What is being asked:
Report the count of lines below in which the string "故本选项错误" occurs; include nothing else.

[Stored data entries]
* * *
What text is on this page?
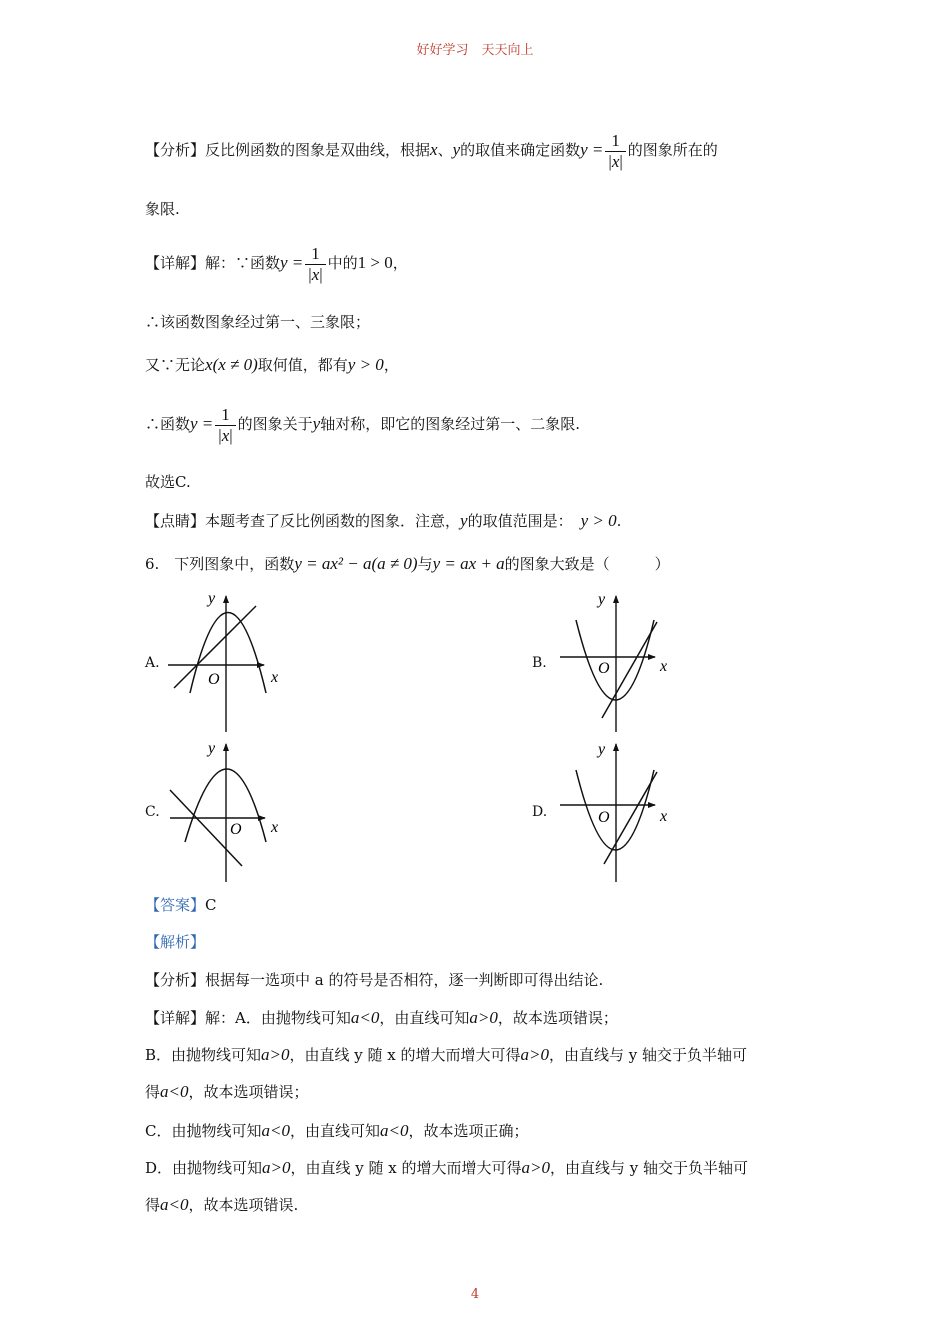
好好学习　天天向上
【分析】反比例函数的图象是双曲线，根据x、y的取值来确定函数$y = \frac{1}{|x|}$ 的图象所在的
象限.
【详解】解：∵函数$y = \frac{1}{|x|}$ 中的1 > 0，
∴该函数图象经过第一、三象限；
又∵无论x(x ≠ 0)取何值，都有y > 0，
∴函数$y = \frac{1}{|x|}$ 的图象关于y轴对称，即它的图象经过第一、二象限.
故选C.
【点睛】本题考查了反比例函数的图象．注意，y的取值范围是： y > 0.
6.　下列图象中，函数y = ax² − a(a ≠ 0)与y = ax + a的图象大致是（　　　）
A.	B.
C.	D.
x
y
O
x
y
O
x
y
O
x
y
O
【答案】C
【解析】
【分析】根据每一选项中 a 的符号是否相符，逐一判断即可得出结论.
【详解】解：A．由抛物线可知a<0，由直线可知a>0，故本选项错误；
B．由抛物线可知a>0，由直线 y 随 x 的增大而增大可得a>0，由直线与 y 轴交于负半轴可
得a<0，故本选项错误；
C．由抛物线可知a<0，由直线可知a<0，故本选项正确；
D．由抛物线可知a>0，由直线 y 随 x 的增大而增大可得a>0，由直线与 y 轴交于负半轴可
得a<0，故本选项错误.
4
* * *
Answer:
3